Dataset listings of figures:
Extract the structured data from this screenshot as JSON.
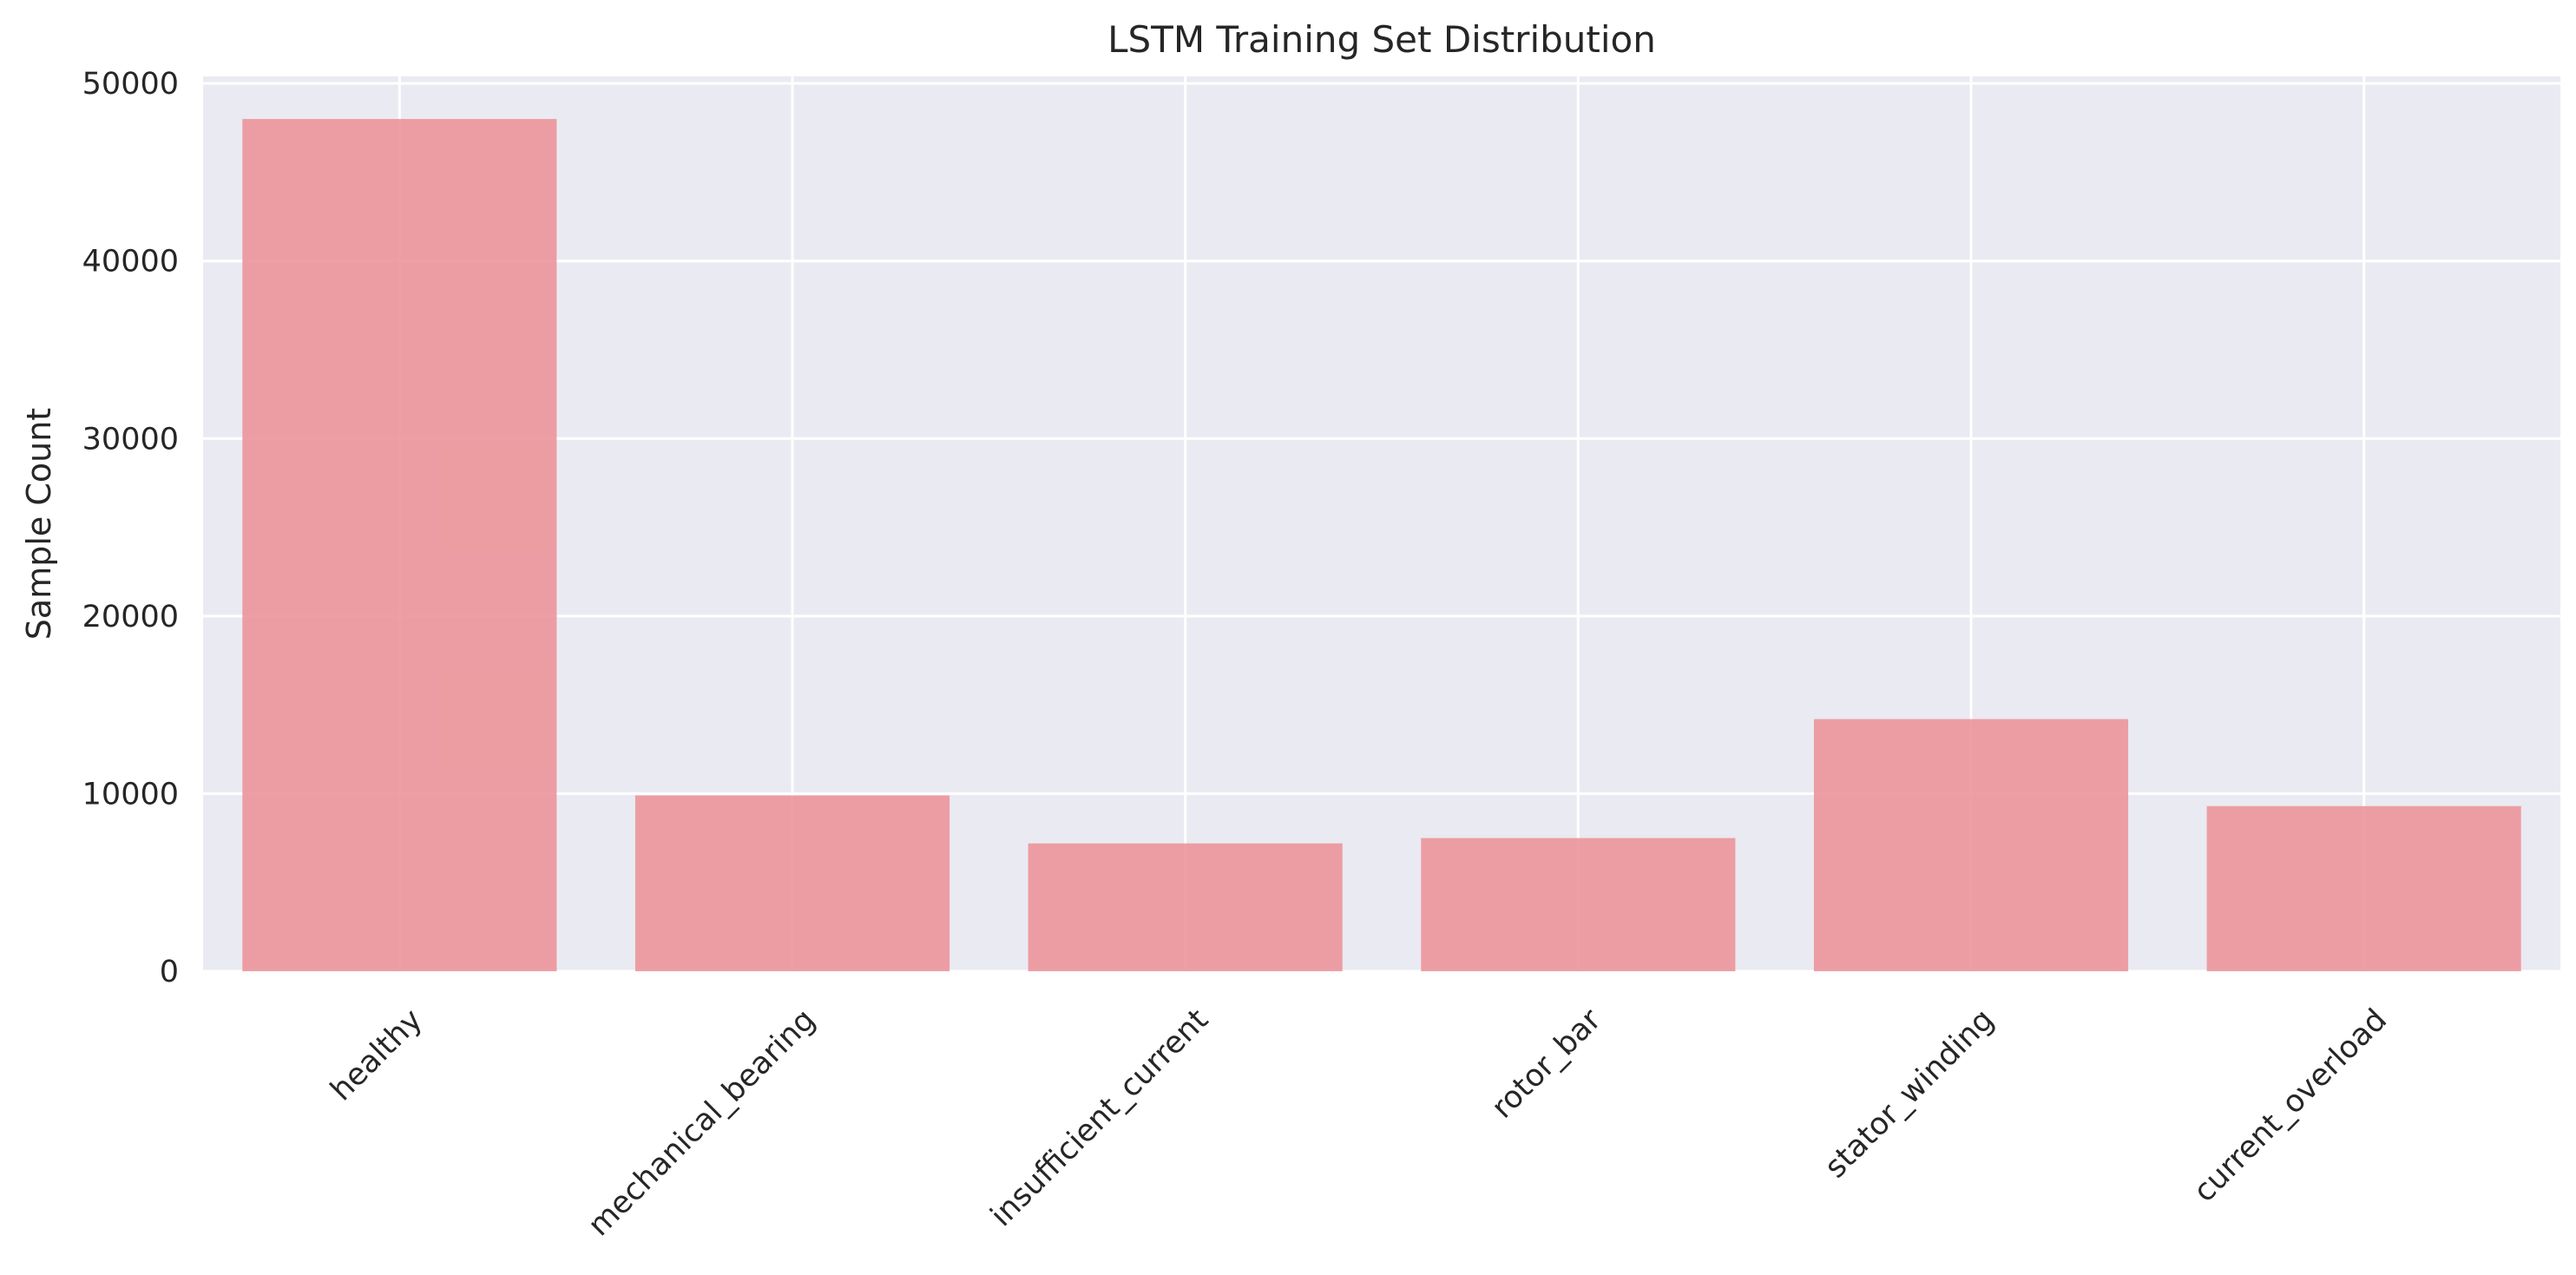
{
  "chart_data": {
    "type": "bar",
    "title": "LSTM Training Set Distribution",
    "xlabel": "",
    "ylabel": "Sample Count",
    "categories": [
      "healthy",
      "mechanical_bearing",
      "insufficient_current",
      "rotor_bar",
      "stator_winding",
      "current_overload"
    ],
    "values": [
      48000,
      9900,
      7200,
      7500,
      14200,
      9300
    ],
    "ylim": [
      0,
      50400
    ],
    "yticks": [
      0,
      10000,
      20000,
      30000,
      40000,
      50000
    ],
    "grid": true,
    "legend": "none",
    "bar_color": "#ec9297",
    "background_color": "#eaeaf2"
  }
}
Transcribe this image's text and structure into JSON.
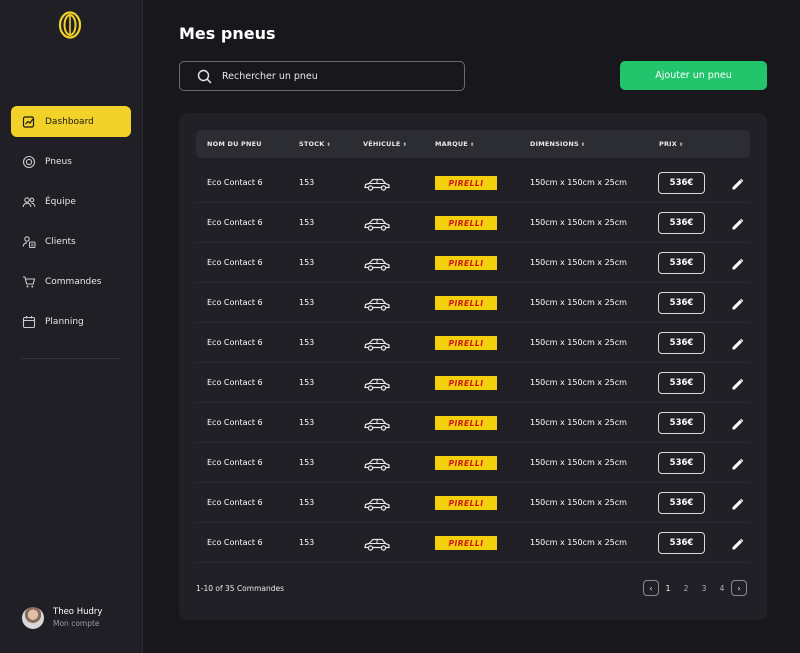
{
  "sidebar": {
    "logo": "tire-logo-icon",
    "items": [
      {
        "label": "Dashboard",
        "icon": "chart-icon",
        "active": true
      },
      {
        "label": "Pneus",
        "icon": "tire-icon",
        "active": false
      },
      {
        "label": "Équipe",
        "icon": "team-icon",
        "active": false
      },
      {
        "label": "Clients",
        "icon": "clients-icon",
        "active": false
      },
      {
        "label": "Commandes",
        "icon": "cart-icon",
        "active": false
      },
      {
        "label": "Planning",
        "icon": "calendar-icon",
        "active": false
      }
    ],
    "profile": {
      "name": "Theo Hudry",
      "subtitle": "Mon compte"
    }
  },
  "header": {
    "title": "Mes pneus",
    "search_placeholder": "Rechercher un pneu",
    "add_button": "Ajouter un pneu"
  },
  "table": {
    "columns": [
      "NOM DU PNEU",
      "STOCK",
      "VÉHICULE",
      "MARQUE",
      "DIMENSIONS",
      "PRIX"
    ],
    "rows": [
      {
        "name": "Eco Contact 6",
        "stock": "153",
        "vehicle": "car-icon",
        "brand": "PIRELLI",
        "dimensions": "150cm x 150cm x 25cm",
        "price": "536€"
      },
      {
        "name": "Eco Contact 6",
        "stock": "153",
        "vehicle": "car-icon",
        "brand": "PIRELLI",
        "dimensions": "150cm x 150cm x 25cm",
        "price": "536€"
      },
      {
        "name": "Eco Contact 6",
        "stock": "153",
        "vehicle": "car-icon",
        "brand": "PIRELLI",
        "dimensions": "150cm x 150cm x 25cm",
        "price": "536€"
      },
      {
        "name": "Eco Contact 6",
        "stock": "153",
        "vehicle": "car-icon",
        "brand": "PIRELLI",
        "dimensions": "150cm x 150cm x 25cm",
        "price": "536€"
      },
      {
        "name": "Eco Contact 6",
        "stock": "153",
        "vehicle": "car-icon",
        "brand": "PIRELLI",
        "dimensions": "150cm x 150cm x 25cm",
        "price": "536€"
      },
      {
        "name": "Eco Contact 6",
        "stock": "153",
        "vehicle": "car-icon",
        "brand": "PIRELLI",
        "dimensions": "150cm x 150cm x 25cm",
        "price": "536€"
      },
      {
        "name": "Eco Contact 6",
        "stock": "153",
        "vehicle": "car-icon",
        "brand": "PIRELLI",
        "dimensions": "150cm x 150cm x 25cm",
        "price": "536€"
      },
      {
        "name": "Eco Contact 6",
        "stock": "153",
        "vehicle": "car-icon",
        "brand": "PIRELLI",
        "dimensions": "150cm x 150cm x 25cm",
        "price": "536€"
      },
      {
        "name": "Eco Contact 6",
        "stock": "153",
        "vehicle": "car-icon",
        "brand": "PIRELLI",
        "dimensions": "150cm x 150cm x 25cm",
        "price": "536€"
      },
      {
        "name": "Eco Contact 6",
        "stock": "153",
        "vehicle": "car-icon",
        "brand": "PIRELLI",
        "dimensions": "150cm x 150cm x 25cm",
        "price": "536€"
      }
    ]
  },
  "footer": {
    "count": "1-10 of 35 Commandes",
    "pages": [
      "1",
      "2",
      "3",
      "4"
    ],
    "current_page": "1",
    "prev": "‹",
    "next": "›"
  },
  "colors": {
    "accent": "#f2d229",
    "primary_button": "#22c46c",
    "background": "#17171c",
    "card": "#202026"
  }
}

Set problem:
Leave out the pictures and output every record above precisely as given.

Written answer:
Extract the structured data from this screenshot as JSON.
{
  "chart_data": {
    "type": "bar",
    "title": "LSTM Training Set Distribution",
    "xlabel": "",
    "ylabel": "Sample Count",
    "categories": [
      "healthy",
      "mechanical_bearing",
      "insufficient_current",
      "rotor_bar",
      "stator_winding",
      "current_overload"
    ],
    "values": [
      48000,
      9900,
      7200,
      7500,
      14200,
      9300
    ],
    "ylim": [
      0,
      50400
    ],
    "yticks": [
      0,
      10000,
      20000,
      30000,
      40000,
      50000
    ],
    "grid": true,
    "legend": "none",
    "bar_color": "#ec9297",
    "background_color": "#eaeaf2"
  }
}
Transcribe this image's text and structure into JSON.
{
  "sidebar": {
    "logo": "tire-logo-icon",
    "items": [
      {
        "label": "Dashboard",
        "icon": "chart-icon",
        "active": true
      },
      {
        "label": "Pneus",
        "icon": "tire-icon",
        "active": false
      },
      {
        "label": "Équipe",
        "icon": "team-icon",
        "active": false
      },
      {
        "label": "Clients",
        "icon": "clients-icon",
        "active": false
      },
      {
        "label": "Commandes",
        "icon": "cart-icon",
        "active": false
      },
      {
        "label": "Planning",
        "icon": "calendar-icon",
        "active": false
      }
    ],
    "profile": {
      "name": "Theo Hudry",
      "subtitle": "Mon compte"
    }
  },
  "header": {
    "title": "Mes pneus",
    "search_placeholder": "Rechercher un pneu",
    "add_button": "Ajouter un pneu"
  },
  "table": {
    "columns": [
      "NOM DU PNEU",
      "STOCK",
      "VÉHICULE",
      "MARQUE",
      "DIMENSIONS",
      "PRIX"
    ],
    "rows": [
      {
        "name": "Eco Contact 6",
        "stock": "153",
        "vehicle": "car-icon",
        "brand": "PIRELLI",
        "dimensions": "150cm x 150cm x 25cm",
        "price": "536€"
      },
      {
        "name": "Eco Contact 6",
        "stock": "153",
        "vehicle": "car-icon",
        "brand": "PIRELLI",
        "dimensions": "150cm x 150cm x 25cm",
        "price": "536€"
      },
      {
        "name": "Eco Contact 6",
        "stock": "153",
        "vehicle": "car-icon",
        "brand": "PIRELLI",
        "dimensions": "150cm x 150cm x 25cm",
        "price": "536€"
      },
      {
        "name": "Eco Contact 6",
        "stock": "153",
        "vehicle": "car-icon",
        "brand": "PIRELLI",
        "dimensions": "150cm x 150cm x 25cm",
        "price": "536€"
      },
      {
        "name": "Eco Contact 6",
        "stock": "153",
        "vehicle": "car-icon",
        "brand": "PIRELLI",
        "dimensions": "150cm x 150cm x 25cm",
        "price": "536€"
      },
      {
        "name": "Eco Contact 6",
        "stock": "153",
        "vehicle": "car-icon",
        "brand": "PIRELLI",
        "dimensions": "150cm x 150cm x 25cm",
        "price": "536€"
      },
      {
        "name": "Eco Contact 6",
        "stock": "153",
        "vehicle": "car-icon",
        "brand": "PIRELLI",
        "dimensions": "150cm x 150cm x 25cm",
        "price": "536€"
      },
      {
        "name": "Eco Contact 6",
        "stock": "153",
        "vehicle": "car-icon",
        "brand": "PIRELLI",
        "dimensions": "150cm x 150cm x 25cm",
        "price": "536€"
      },
      {
        "name": "Eco Contact 6",
        "stock": "153",
        "vehicle": "car-icon",
        "brand": "PIRELLI",
        "dimensions": "150cm x 150cm x 25cm",
        "price": "536€"
      },
      {
        "name": "Eco Contact 6",
        "stock": "153",
        "vehicle": "car-icon",
        "brand": "PIRELLI",
        "dimensions": "150cm x 150cm x 25cm",
        "price": "536€"
      }
    ]
  },
  "footer": {
    "count": "1-10 of 35 Commandes",
    "pages": [
      "1",
      "2",
      "3",
      "4"
    ],
    "current_page": "1",
    "prev": "‹",
    "next": "›"
  },
  "colors": {
    "accent": "#f2d229",
    "primary_button": "#22c46c",
    "background": "#17171c",
    "card": "#202026"
  }
}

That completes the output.